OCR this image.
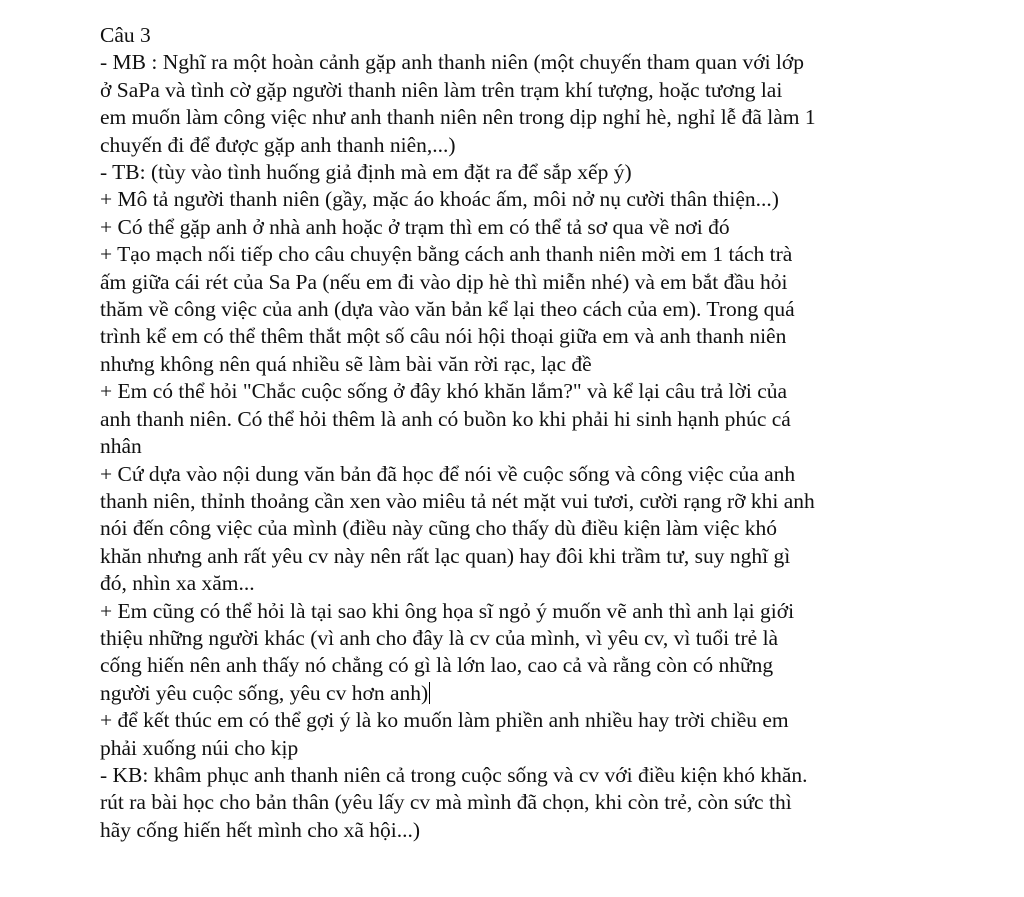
Câu 3
- MB : Nghĩ ra một hoàn cảnh gặp anh thanh niên (một chuyến tham quan với lớp
ở SaPa và tình cờ gặp người thanh niên làm trên trạm khí tượng, hoặc tương lai
em muốn làm công việc như anh thanh niên nên trong dịp nghỉ hè, nghỉ lễ đã làm 1
chuyến đi để được gặp anh thanh niên,...)
- TB: (tùy vào tình huống giả định mà em đặt ra để sắp xếp ý)
+ Mô tả người thanh niên (gầy, mặc áo khoác ấm, môi nở nụ cười thân thiện...)
+ Có thể gặp anh ở nhà anh hoặc ở trạm thì em có thể tả sơ qua về nơi đó
+ Tạo mạch nối tiếp cho câu chuyện bằng cách anh thanh niên mời em 1 tách trà
ấm giữa cái rét của Sa Pa (nếu em đi vào dịp hè thì miễn nhé) và em bắt đầu hỏi
thăm về công việc của anh (dựa vào văn bản kể lại theo cách của em). Trong quá
trình kể em có thể thêm thắt một số câu nói hội thoại giữa em và anh thanh niên
nhưng không nên quá nhiều sẽ làm bài văn rời rạc, lạc đề
+ Em có thể hỏi "Chắc cuộc sống ở đây khó khăn lắm?" và kể lại câu trả lời của
anh thanh niên. Có thể hỏi thêm là anh có buồn ko khi phải hi sinh hạnh phúc cá
nhân
+ Cứ dựa vào nội dung văn bản đã học để nói về cuộc sống và công việc của anh
thanh niên, thỉnh thoảng cần xen vào miêu tả nét mặt vui tươi, cười rạng rỡ khi anh
nói đến công việc của mình (điều này cũng cho thấy dù điều kiện làm việc khó
khăn nhưng anh rất yêu cv này nên rất lạc quan) hay đôi khi trầm tư, suy nghĩ gì
đó, nhìn xa xăm...
+ Em cũng có thể hỏi là tại sao khi ông họa sĩ ngỏ ý muốn vẽ anh thì anh lại giới
thiệu những người khác (vì anh cho đây là cv của mình, vì yêu cv, vì tuổi trẻ là
cống hiến nên anh thấy nó chẳng có gì là lớn lao, cao cả và rằng còn có những
người yêu cuộc sống, yêu cv hơn anh)
+ để kết thúc em có thể gợi ý là ko muốn làm phiền anh nhiều hay trời chiều em
phải xuống núi cho kịp
- KB: khâm phục anh thanh niên cả trong cuộc sống và cv với điều kiện khó khăn.
rút ra bài học cho bản thân (yêu lấy cv mà mình đã chọn, khi còn trẻ, còn sức thì
hãy cống hiến hết mình cho xã hội...)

####

(Written task): Print the full listing exactly, dropping the pictures.

(Reply to the exercise):
OCR this image.
Câu 3
- MB : Nghĩ ra một hoàn cảnh gặp anh thanh niên (một chuyến tham quan với lớp
ở SaPa và tình cờ gặp người thanh niên làm trên trạm khí tượng, hoặc tương lai
em muốn làm công việc như anh thanh niên nên trong dịp nghỉ hè, nghỉ lễ đã làm 1
chuyến đi để được gặp anh thanh niên,...)
- TB: (tùy vào tình huống giả định mà em đặt ra để sắp xếp ý)
+ Mô tả người thanh niên (gầy, mặc áo khoác ấm, môi nở nụ cười thân thiện...)
+ Có thể gặp anh ở nhà anh hoặc ở trạm thì em có thể tả sơ qua về nơi đó
+ Tạo mạch nối tiếp cho câu chuyện bằng cách anh thanh niên mời em 1 tách trà
ấm giữa cái rét của Sa Pa (nếu em đi vào dịp hè thì miễn nhé) và em bắt đầu hỏi
thăm về công việc của anh (dựa vào văn bản kể lại theo cách của em). Trong quá
trình kể em có thể thêm thắt một số câu nói hội thoại giữa em và anh thanh niên
nhưng không nên quá nhiều sẽ làm bài văn rời rạc, lạc đề
+ Em có thể hỏi "Chắc cuộc sống ở đây khó khăn lắm?" và kể lại câu trả lời của
anh thanh niên. Có thể hỏi thêm là anh có buồn ko khi phải hi sinh hạnh phúc cá
nhân
+ Cứ dựa vào nội dung văn bản đã học để nói về cuộc sống và công việc của anh
thanh niên, thỉnh thoảng cần xen vào miêu tả nét mặt vui tươi, cười rạng rỡ khi anh
nói đến công việc của mình (điều này cũng cho thấy dù điều kiện làm việc khó
khăn nhưng anh rất yêu cv này nên rất lạc quan) hay đôi khi trầm tư, suy nghĩ gì
đó, nhìn xa xăm...
+ Em cũng có thể hỏi là tại sao khi ông họa sĩ ngỏ ý muốn vẽ anh thì anh lại giới
thiệu những người khác (vì anh cho đây là cv của mình, vì yêu cv, vì tuổi trẻ là
cống hiến nên anh thấy nó chẳng có gì là lớn lao, cao cả và rằng còn có những
người yêu cuộc sống, yêu cv hơn anh)
+ để kết thúc em có thể gợi ý là ko muốn làm phiền anh nhiều hay trời chiều em
phải xuống núi cho kịp
- KB: khâm phục anh thanh niên cả trong cuộc sống và cv với điều kiện khó khăn.
rút ra bài học cho bản thân (yêu lấy cv mà mình đã chọn, khi còn trẻ, còn sức thì
hãy cống hiến hết mình cho xã hội...)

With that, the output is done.